| WHAT IS EXPECTED |
Transcribe each entry below exactly. Pictures do not go in the copy.

| GIVEN RECORDS |

## Begin

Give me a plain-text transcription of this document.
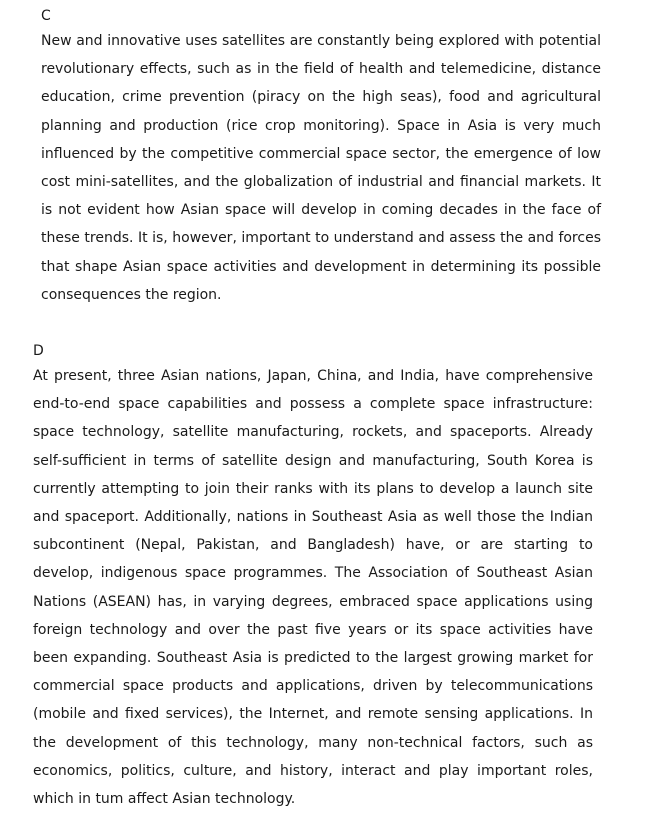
C

New and innovative uses satellites are constantly being explored with potential revolutionary effects, such as in the field of health and telemedicine, distance education, crime prevention (piracy on the high seas), food and agricultural planning and production (rice crop monitoring). Space in Asia is very much influenced by the competitive commercial space sector, the emergence of low cost mini-satellites, and the globalization of industrial and financial markets. It is not evident how Asian space will develop in coming decades in the face of these trends. It is, however, important to understand and assess the and forces that shape Asian space activities and development in determining its possible consequences the region.

D

At present, three Asian nations, Japan, China, and India, have comprehensive end-to-end space capabilities and possess a complete space infrastructure: space technology, satellite manufacturing, rockets, and spaceports. Already self-sufficient in terms of satellite design and manufacturing, South Korea is currently attempting to join their ranks with its plans to develop a launch site and spaceport. Additionally, nations in Southeast Asia as well those the Indian subcontinent (Nepal, Pakistan, and Bangladesh) have, or are starting to develop, indigenous space programmes. The Association of Southeast Asian Nations (ASEAN) has, in varying degrees, embraced space applications using foreign technology and over the past five years or its space activities have been expanding. Southeast Asia is predicted to the largest growing market for commercial space products and applications, driven by telecommunications (mobile and fixed services), the Internet, and remote sensing applications. In the development of this technology, many non-technical factors, such as economics, politics, culture, and history, interact and play important roles, which in tum affect Asian technology.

## End

| OUTPUT OF THE EXERCISE |
Give me a plain-text transcription of this document.
C

New and innovative uses satellites are constantly being explored with potential revolutionary effects, such as in the field of health and telemedicine, distance education, crime prevention (piracy on the high seas), food and agricultural planning and production (rice crop monitoring). Space in Asia is very much influenced by the competitive commercial space sector, the emergence of low cost mini-satellites, and the globalization of industrial and financial markets. It is not evident how Asian space will develop in coming decades in the face of these trends. It is, however, important to understand and assess the and forces that shape Asian space activities and development in determining its possible consequences the region.

D

At present, three Asian nations, Japan, China, and India, have comprehensive end-to-end space capabilities and possess a complete space infrastructure: space technology, satellite manufacturing, rockets, and spaceports. Already self-sufficient in terms of satellite design and manufacturing, South Korea is currently attempting to join their ranks with its plans to develop a launch site and spaceport. Additionally, nations in Southeast Asia as well those the Indian subcontinent (Nepal, Pakistan, and Bangladesh) have, or are starting to develop, indigenous space programmes. The Association of Southeast Asian Nations (ASEAN) has, in varying degrees, embraced space applications using foreign technology and over the past five years or its space activities have been expanding. Southeast Asia is predicted to the largest growing market for commercial space products and applications, driven by telecommunications (mobile and fixed services), the Internet, and remote sensing applications. In the development of this technology, many non-technical factors, such as economics, politics, culture, and history, interact and play important roles, which in tum affect Asian technology.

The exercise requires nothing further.